WRITTEN EXERCISE: Wherever the string "title" shows up in a line, count that line. Give the total alone.

= = = =

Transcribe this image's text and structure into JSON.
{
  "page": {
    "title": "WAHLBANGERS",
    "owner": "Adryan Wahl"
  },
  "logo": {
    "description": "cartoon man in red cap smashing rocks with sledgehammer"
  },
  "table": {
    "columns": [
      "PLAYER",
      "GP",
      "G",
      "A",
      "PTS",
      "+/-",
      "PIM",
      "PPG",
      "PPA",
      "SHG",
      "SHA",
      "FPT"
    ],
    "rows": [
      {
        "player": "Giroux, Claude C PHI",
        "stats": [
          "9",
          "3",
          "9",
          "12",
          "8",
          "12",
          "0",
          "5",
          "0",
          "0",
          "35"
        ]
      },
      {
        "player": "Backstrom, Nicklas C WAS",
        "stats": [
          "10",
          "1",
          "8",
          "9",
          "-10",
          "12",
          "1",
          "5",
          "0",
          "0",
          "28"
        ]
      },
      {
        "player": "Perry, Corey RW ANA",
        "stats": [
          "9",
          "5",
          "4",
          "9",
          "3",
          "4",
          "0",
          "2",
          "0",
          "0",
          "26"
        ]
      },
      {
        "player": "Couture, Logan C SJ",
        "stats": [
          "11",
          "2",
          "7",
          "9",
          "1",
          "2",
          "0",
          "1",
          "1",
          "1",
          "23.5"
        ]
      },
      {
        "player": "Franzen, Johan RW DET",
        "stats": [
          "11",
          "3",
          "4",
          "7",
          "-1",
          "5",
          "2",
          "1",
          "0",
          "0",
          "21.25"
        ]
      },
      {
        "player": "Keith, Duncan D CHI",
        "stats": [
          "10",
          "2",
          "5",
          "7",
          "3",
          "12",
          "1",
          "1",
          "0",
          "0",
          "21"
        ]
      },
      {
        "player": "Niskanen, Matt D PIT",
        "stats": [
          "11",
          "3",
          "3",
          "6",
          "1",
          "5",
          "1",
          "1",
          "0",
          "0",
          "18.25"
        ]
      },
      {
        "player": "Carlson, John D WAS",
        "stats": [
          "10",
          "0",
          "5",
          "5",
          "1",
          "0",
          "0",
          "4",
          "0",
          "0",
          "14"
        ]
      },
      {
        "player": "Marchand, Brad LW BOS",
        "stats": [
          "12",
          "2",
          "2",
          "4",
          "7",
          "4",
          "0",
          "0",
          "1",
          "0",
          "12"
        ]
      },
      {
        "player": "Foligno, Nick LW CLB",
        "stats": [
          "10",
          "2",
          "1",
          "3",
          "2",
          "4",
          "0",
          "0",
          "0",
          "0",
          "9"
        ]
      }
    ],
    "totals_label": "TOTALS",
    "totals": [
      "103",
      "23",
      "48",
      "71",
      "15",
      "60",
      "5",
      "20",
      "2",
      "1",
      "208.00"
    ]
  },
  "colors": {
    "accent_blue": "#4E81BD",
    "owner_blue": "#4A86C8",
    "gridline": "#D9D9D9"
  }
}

= = = =

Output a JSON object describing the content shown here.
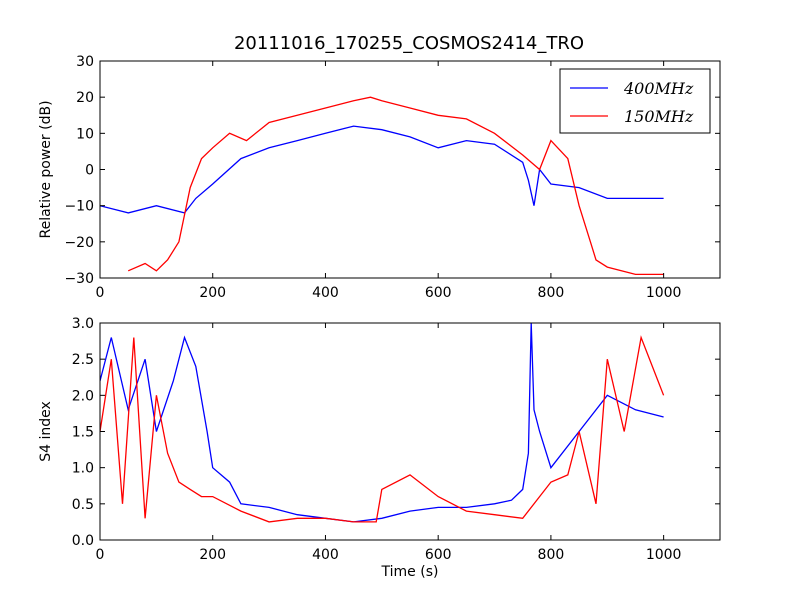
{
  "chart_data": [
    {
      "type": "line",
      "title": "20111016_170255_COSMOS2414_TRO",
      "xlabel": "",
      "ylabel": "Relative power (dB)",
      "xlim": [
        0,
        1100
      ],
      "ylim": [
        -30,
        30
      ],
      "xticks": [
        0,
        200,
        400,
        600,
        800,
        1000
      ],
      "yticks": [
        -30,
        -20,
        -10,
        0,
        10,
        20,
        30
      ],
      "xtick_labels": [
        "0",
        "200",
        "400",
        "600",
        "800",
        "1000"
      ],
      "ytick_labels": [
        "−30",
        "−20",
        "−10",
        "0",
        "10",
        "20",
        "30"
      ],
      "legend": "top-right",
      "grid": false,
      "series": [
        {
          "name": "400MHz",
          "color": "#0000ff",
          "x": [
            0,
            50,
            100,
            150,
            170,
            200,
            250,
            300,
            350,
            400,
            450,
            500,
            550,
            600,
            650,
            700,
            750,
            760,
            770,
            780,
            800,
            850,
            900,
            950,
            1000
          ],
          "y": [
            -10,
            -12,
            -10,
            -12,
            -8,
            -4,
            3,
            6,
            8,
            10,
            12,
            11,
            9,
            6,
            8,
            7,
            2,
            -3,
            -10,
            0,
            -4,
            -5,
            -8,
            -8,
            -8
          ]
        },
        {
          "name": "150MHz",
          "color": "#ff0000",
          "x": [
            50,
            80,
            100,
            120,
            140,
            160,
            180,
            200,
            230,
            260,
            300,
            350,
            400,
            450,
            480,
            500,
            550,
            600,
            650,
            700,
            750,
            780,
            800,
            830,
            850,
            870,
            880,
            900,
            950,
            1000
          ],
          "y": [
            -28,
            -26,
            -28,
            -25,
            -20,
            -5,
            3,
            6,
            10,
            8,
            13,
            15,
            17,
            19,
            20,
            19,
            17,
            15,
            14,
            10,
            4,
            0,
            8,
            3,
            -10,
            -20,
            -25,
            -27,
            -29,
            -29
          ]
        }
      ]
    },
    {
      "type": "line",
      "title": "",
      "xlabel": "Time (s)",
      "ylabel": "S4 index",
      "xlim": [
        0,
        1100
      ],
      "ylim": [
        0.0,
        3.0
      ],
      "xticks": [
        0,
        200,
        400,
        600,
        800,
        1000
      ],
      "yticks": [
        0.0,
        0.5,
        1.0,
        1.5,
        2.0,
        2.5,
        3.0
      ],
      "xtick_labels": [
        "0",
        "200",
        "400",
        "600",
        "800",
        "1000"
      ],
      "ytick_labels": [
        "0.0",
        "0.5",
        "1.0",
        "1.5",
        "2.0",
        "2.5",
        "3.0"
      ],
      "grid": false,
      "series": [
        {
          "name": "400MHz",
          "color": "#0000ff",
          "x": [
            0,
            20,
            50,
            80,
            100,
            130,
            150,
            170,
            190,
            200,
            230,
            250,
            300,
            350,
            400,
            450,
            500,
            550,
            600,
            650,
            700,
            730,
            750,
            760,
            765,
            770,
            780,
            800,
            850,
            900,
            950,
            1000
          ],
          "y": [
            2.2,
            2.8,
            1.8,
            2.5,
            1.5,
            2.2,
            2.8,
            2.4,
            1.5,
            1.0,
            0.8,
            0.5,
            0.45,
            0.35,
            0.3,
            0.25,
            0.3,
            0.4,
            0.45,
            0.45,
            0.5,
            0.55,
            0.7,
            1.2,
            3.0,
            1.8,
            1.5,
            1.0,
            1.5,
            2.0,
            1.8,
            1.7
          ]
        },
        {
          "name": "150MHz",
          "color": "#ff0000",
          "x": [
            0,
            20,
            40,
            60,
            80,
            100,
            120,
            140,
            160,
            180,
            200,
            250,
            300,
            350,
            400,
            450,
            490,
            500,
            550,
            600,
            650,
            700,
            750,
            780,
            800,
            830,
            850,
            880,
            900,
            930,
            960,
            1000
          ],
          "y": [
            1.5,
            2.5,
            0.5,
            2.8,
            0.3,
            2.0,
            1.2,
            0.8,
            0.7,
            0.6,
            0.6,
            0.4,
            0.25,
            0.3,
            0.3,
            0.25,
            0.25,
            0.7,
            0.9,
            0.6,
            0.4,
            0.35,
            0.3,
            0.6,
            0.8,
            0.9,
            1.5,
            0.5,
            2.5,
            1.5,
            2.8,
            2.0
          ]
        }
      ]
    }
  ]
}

= = = =

ANSWER TO THIS TASK: 3